%%

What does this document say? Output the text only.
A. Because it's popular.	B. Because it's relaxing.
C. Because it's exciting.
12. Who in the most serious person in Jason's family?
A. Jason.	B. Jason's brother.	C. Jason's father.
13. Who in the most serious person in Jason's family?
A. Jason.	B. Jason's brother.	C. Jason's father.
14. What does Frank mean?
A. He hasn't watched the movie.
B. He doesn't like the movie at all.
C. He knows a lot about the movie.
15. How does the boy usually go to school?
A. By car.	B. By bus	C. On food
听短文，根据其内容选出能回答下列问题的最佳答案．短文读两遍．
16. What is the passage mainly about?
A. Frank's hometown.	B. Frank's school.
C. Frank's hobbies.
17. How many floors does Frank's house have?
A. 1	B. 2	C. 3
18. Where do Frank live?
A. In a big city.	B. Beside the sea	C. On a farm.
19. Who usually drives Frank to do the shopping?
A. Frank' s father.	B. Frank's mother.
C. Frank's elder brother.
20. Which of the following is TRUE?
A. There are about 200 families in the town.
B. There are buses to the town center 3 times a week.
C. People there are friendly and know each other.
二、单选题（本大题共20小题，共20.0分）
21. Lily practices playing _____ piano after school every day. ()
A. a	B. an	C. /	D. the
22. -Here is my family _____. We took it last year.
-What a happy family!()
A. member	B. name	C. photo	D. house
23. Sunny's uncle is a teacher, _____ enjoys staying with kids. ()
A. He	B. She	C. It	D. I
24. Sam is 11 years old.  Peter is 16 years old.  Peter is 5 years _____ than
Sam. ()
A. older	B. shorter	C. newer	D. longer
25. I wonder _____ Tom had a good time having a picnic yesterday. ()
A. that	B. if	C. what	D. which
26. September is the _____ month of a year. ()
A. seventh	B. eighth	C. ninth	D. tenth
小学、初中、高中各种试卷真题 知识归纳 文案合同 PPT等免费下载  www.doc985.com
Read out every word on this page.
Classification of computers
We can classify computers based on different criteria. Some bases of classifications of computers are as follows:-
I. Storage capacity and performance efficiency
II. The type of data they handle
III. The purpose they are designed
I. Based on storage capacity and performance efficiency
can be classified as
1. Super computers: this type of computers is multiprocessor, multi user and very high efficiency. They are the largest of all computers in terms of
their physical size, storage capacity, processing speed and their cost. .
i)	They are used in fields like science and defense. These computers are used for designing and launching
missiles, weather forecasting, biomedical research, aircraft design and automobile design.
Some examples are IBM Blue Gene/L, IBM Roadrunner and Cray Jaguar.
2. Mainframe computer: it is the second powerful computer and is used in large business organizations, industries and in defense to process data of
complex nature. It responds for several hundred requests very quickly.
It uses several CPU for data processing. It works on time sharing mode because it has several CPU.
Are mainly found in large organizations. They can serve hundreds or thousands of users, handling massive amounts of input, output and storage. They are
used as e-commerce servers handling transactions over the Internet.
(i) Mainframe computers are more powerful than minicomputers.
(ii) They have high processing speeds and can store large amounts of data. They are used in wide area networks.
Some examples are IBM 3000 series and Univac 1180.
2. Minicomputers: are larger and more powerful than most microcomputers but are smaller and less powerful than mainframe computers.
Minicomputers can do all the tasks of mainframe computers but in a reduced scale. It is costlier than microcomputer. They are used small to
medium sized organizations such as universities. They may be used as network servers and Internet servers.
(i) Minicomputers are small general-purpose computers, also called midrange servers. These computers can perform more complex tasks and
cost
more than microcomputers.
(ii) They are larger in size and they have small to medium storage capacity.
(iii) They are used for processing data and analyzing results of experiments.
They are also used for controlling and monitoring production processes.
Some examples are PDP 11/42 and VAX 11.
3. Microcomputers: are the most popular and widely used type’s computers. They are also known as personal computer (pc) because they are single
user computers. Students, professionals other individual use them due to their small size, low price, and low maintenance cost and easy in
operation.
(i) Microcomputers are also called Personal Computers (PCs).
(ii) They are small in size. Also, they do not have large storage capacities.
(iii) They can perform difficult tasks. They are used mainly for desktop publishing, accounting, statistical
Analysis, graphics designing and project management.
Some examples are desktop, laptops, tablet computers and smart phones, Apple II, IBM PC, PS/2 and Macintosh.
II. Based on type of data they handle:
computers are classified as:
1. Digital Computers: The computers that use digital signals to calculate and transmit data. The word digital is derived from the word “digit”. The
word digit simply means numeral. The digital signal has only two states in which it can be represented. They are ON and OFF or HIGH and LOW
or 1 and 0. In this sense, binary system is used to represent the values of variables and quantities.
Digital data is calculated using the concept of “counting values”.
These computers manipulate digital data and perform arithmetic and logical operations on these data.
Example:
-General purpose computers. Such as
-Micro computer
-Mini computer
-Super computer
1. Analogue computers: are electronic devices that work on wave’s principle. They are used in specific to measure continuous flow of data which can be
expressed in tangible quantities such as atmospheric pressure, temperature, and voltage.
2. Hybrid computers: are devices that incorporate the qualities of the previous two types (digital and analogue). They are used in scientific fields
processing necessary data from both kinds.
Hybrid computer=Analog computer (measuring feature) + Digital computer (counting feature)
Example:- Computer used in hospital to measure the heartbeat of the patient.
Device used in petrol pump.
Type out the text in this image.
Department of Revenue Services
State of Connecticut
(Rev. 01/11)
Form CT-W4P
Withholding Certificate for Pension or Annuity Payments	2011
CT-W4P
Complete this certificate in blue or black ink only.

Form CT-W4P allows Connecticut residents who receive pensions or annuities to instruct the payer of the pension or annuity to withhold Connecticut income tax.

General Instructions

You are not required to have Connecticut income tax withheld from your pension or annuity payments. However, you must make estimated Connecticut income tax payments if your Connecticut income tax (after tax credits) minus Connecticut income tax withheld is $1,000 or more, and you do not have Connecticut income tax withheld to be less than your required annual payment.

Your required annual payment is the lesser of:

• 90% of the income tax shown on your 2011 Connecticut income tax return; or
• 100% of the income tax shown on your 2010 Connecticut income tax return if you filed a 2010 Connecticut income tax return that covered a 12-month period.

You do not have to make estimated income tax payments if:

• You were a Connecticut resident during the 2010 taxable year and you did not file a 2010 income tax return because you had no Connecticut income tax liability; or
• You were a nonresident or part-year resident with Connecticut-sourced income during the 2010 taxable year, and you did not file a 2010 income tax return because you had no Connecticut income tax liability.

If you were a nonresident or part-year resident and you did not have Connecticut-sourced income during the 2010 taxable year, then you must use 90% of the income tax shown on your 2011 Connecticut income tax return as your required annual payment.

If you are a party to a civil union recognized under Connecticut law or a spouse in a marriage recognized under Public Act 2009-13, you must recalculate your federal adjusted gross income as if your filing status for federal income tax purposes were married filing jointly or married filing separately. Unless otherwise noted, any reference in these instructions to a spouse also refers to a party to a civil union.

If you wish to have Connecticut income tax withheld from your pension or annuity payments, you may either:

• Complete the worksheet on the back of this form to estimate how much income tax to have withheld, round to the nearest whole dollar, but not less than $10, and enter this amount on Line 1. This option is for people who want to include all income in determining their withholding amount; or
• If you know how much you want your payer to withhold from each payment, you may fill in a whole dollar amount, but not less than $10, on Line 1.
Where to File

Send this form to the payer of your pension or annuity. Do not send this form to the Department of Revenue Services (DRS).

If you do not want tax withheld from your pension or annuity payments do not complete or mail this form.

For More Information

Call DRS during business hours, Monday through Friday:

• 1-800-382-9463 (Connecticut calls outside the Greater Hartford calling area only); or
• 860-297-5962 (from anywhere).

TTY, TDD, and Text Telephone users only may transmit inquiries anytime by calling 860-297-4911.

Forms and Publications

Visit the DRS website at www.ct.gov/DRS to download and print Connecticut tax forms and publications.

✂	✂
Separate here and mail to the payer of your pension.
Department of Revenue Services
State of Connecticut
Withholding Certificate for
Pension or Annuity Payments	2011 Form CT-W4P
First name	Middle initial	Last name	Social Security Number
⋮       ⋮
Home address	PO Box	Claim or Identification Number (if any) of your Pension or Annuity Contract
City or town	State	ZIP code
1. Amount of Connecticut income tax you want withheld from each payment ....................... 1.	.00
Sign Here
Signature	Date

%%

Scan the entries above. Copy each line that has the string "designing".

Answer in full =>
i)	They are used in fields like science and defense. These computers are used for designing and launching
Analysis, graphics designing and project management.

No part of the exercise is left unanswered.